AIM OF THE EXERCISE: Gather from the listing below each line that includes the word "image", and copy it.

○ ○ ○ ○ ○

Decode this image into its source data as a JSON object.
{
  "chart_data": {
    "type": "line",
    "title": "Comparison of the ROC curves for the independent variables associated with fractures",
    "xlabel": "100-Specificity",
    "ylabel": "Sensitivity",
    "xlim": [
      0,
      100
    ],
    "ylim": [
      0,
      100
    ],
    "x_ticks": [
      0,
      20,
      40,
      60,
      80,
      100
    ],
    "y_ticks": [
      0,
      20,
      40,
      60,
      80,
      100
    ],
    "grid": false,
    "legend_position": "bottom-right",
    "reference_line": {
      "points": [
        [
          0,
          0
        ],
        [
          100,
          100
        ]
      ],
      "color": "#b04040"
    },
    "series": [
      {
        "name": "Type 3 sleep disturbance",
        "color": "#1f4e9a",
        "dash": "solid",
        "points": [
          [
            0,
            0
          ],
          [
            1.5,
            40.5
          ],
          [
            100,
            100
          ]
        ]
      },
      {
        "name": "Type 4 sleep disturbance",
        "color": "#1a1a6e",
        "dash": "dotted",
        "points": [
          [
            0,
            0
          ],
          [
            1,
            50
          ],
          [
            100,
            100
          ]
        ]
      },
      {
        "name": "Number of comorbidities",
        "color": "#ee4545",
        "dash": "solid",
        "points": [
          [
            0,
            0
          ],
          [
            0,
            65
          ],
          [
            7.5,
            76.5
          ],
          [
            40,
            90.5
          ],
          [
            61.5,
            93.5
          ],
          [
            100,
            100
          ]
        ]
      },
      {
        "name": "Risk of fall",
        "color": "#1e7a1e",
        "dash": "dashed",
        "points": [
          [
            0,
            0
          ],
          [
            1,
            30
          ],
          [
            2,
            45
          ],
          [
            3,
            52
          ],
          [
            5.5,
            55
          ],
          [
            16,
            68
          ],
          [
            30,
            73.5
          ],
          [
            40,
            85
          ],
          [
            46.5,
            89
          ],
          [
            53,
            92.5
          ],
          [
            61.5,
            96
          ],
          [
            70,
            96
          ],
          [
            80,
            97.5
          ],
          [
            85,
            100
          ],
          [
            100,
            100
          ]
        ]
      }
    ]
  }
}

○ ○ ○ ○ ○

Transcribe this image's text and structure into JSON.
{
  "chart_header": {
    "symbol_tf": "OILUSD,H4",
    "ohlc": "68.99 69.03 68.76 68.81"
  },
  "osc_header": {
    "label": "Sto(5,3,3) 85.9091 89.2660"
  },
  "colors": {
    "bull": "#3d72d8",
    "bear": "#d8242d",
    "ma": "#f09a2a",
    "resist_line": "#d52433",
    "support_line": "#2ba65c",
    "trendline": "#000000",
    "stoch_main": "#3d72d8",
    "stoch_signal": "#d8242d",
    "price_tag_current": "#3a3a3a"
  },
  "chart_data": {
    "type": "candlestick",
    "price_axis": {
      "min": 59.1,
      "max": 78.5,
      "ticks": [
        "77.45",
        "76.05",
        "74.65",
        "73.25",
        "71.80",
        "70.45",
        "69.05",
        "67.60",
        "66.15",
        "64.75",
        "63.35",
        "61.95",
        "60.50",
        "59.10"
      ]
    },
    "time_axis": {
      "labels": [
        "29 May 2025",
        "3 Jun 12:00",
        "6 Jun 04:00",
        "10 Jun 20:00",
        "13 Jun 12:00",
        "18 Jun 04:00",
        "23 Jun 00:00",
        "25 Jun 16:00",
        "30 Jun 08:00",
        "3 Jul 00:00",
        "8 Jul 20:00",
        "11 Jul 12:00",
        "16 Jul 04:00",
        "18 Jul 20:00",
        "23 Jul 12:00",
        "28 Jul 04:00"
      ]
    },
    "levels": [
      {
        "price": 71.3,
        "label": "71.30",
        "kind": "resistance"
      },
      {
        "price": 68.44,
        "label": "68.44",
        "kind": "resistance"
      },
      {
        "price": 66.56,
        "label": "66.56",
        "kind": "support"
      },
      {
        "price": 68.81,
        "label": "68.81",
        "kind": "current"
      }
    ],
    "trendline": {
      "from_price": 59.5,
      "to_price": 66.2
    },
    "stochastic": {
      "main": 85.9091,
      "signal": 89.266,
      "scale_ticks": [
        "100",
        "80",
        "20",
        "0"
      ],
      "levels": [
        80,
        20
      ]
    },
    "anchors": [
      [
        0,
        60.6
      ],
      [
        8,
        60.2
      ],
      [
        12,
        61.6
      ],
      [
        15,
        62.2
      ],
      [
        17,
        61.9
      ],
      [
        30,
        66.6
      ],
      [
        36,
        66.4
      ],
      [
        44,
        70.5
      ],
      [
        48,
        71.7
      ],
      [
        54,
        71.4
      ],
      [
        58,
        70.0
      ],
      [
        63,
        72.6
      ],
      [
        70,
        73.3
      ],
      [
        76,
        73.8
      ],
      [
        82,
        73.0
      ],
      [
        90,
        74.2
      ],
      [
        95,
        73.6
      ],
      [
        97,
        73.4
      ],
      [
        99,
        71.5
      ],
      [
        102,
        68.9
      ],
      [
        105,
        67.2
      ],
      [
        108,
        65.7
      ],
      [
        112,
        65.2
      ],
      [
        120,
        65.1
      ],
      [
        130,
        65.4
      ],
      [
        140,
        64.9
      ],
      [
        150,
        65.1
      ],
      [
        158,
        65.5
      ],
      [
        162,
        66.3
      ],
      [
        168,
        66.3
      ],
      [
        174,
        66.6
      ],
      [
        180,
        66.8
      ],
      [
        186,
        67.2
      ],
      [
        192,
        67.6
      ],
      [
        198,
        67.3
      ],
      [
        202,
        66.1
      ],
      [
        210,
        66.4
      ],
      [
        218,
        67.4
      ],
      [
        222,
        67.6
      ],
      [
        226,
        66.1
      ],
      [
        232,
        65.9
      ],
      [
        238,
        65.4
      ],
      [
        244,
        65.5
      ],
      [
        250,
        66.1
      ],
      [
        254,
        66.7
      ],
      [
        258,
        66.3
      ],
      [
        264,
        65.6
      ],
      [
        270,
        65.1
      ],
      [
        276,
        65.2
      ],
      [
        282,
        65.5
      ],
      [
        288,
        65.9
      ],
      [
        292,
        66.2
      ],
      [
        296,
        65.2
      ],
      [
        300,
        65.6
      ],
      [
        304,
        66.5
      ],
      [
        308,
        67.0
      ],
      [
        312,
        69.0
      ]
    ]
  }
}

○ ○ ○ ○ ○

ANSWER TO THE TASK:
Decode this image into its source data as a JSON object.
Transcribe this image's text and structure into JSON.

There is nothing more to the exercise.